▸ **Text to read**
#####
Reports show there are more than 32 million small and medium businesses currently operating across the United States. They make up more than 99 percent of our business sector. At the same time, they contribute a great deal to the nation’s economy from several perspectives. Consumer spending and employment opportunities are a couple of the most significant. This article’s focus is about the real value of your business versus an idealistic one.
Many people dream of starting a business but few actually bring that vision to life. As a business owner, you’ve certainly accomplished more than most. You deserve a great deal of recognition for all your hard work and achievements. As is the case with the majority of entrepreneurs, though, the time will inevitably come when you’re ready to pass along your company to someone else.
A Brief Look at Business Sales in America
Some experts have said that all businesses are technically for sale providing the right price and circumstances are on the table. Reports vary when it comes to the number of companies entrepreneurs place on the market each year, but it has been growing for quite some time now.
Of course, the more important figure might be the number of companies that end up selling once they’re on the market. There’s a significant gap between the two with experts saying only 20 percent or so of businesses for sale are actually purchased by new buyers.
Though businesses fail to attract buyers for a range of reasons, one stands out as the most common. In many cases, entrepreneurs simply price their companies too high. They’re focusing on an idealistic value rather than a realistic one.
That, alone, drives away countless potential buyers. Business brokers in Austin can help you understand the true value of your company versus one you may be basing on intangible factors. In the meantime, let’s take a closer look at the problem and why working with a more realistic figure is so important.
Looking at the Unrealistic Side of the Equation
Numerous measures go into building a business from the ground up. Obviously, you spent some time trying to find a market niche that dovetailed with your knowledge, talent, and passion. From there, you had to consider the products or services you’d be offering customers. Then, you had to develop and hone them to meet the public’s demands. No doubt, you had to create a well-thought-out business plan to cover all those bases as well.
Figuring out where to build your business also came into play. Marketing, funding, and all the little legal details entered the mix, too. Those are only the bare basics. They only take a few minutes to read about, but actually putting them into practice can take months or years. On top of all that, you can’t overlook all the time and effort you put into running and further developing your company over the years.
All that is surely worth quite a bit, right? To you, it’s priceless. There’s no way to put a concrete value on your dedication and hard work. Still, you try to come up with a figure that might come close. Factoring in all the equipment, intellectual property, established customers, and other assets you’ve amassed further drives up your company’s perceived value.
All that often adds up to a price potential buyers wouldn’t even consider. As such, your business lingers on the market for years without prospects showing any interest. Those who do consider purchasing it give you lowball offers that don’t come close to what you feel it’s worth. This is why you should know the real value of your business versus an idealistic one.
From a Different Angle
On the other hand, coming up with an abstract value for your business might take matters in the opposite direction. Maybe you’ve been losing money for a while and don’t see things taking a turn in the right direction any time soon. If so, you may simply want to cut your losses and get out from under the business before things take a turn for the worse.
#####
▸ **Records shown**
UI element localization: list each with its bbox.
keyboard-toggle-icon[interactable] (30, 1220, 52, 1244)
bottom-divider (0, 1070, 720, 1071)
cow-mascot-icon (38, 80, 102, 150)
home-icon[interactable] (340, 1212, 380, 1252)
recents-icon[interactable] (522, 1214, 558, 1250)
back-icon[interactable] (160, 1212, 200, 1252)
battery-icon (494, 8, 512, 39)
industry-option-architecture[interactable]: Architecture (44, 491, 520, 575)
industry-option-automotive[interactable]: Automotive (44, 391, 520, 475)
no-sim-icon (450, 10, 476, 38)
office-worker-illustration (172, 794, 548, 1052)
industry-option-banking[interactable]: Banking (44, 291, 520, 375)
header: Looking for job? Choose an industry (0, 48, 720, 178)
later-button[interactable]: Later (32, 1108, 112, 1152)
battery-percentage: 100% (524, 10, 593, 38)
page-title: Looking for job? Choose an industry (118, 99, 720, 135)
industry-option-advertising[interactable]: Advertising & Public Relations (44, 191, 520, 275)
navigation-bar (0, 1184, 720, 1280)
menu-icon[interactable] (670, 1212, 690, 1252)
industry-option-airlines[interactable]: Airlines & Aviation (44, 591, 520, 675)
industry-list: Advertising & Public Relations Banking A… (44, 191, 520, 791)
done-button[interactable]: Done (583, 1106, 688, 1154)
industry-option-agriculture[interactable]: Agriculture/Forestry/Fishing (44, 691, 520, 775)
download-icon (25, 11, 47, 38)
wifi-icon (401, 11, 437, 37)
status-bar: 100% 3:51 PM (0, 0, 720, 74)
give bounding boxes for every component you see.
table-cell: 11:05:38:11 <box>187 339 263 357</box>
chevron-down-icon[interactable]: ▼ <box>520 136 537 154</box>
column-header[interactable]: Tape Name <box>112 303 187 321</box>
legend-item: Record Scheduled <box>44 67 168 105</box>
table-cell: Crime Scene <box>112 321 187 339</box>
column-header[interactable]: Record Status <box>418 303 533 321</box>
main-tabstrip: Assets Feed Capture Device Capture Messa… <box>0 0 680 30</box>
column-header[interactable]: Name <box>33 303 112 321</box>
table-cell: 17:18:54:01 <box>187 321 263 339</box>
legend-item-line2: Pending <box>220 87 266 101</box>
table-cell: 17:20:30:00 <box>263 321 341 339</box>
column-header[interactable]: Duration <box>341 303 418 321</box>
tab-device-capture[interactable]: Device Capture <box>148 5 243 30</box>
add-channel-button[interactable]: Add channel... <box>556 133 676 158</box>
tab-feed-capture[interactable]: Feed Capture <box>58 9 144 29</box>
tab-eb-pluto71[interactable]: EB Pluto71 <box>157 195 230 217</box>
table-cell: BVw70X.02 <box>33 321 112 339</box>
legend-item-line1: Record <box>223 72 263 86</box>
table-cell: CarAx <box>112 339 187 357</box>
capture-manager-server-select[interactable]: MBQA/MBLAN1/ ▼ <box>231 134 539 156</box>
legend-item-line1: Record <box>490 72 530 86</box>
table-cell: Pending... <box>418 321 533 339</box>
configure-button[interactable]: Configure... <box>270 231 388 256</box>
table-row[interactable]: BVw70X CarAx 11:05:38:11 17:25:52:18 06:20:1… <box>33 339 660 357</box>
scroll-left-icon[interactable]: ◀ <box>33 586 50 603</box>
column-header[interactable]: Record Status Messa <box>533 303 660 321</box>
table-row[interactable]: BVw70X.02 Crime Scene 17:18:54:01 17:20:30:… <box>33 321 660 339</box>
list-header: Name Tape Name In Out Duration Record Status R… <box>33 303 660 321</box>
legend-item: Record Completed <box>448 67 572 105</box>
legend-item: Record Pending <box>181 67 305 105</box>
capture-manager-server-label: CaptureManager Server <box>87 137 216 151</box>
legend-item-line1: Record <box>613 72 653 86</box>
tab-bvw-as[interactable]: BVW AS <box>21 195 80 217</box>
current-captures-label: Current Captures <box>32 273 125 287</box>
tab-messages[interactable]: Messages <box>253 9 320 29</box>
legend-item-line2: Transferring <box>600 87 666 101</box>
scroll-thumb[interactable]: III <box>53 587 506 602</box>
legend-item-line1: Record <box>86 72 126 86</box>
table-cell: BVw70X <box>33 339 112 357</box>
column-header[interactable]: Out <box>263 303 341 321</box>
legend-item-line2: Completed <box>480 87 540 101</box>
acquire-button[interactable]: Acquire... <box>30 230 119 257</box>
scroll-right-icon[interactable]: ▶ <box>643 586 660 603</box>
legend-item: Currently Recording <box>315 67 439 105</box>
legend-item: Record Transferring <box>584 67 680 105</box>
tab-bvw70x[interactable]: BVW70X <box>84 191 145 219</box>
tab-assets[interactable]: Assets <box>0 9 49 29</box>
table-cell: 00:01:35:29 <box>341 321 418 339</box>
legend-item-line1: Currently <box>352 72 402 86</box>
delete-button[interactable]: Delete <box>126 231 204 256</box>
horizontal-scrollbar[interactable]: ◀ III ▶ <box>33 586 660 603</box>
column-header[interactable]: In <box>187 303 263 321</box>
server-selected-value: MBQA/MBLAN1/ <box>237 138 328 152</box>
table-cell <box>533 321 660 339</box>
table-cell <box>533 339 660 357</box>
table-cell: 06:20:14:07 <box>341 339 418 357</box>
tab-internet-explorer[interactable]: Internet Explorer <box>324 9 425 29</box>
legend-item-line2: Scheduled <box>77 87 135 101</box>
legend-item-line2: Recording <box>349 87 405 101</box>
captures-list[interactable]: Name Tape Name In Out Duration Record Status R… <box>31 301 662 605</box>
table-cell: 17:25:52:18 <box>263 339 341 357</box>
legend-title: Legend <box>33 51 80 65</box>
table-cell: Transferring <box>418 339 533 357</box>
#####
▸ **To be done**
List every section heading in the article about valuing a business for sale.

▸ **Answer for this exercise**
A Brief Look at Business Sales in America
Looking at the Unrealistic Side of the Equation
From a Different Angle